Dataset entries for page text
■ ■ ■

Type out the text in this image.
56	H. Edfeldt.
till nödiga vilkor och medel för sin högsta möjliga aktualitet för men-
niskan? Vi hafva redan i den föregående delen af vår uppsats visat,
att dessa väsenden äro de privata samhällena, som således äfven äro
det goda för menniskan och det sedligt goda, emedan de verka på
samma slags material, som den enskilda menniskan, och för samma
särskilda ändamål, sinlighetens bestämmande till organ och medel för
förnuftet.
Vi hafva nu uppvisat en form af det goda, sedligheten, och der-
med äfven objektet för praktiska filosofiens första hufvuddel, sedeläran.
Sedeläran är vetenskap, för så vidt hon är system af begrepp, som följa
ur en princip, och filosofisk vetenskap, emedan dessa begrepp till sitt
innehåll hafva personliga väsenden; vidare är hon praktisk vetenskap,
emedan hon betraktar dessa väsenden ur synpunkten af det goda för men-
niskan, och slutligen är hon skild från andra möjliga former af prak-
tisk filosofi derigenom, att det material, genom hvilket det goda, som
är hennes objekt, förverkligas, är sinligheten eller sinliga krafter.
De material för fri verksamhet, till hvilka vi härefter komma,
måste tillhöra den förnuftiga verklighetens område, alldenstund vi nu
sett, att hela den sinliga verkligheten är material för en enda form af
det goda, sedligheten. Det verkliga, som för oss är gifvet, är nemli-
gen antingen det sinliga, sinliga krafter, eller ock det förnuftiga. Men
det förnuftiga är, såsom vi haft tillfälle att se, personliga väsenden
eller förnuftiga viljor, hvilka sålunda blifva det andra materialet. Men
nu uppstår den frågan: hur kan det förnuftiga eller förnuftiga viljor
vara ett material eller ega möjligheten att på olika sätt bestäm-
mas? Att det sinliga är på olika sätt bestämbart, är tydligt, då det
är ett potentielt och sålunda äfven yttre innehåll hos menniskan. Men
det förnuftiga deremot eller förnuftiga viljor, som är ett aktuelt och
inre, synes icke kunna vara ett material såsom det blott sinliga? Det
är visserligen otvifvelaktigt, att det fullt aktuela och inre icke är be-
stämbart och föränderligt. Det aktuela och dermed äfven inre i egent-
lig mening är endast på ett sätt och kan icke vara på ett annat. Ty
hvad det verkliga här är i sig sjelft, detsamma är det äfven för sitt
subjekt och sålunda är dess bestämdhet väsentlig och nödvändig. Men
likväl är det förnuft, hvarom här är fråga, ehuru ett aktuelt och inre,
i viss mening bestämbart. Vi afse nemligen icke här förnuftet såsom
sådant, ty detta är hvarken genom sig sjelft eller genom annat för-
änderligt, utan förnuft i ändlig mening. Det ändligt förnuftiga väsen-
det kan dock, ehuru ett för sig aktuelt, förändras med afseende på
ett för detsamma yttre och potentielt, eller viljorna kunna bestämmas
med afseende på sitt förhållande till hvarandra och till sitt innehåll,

■ ■ ■

If a line in the entries above contains the word "goda", copy it.

=== Exercise result ===
det goda för menniskan och det sedligt goda, emedan de verka på
Vi hafva nu uppvisat en form af det goda, sedligheten, och der-
emedan hon betraktar dessa väsenden ur synpunkten af det goda för men-
tisk filosofi derigenom, att det material, genom hvilket det goda, som
det goda, sedligheten. Det verkliga, som för oss är gifvet, är nemli-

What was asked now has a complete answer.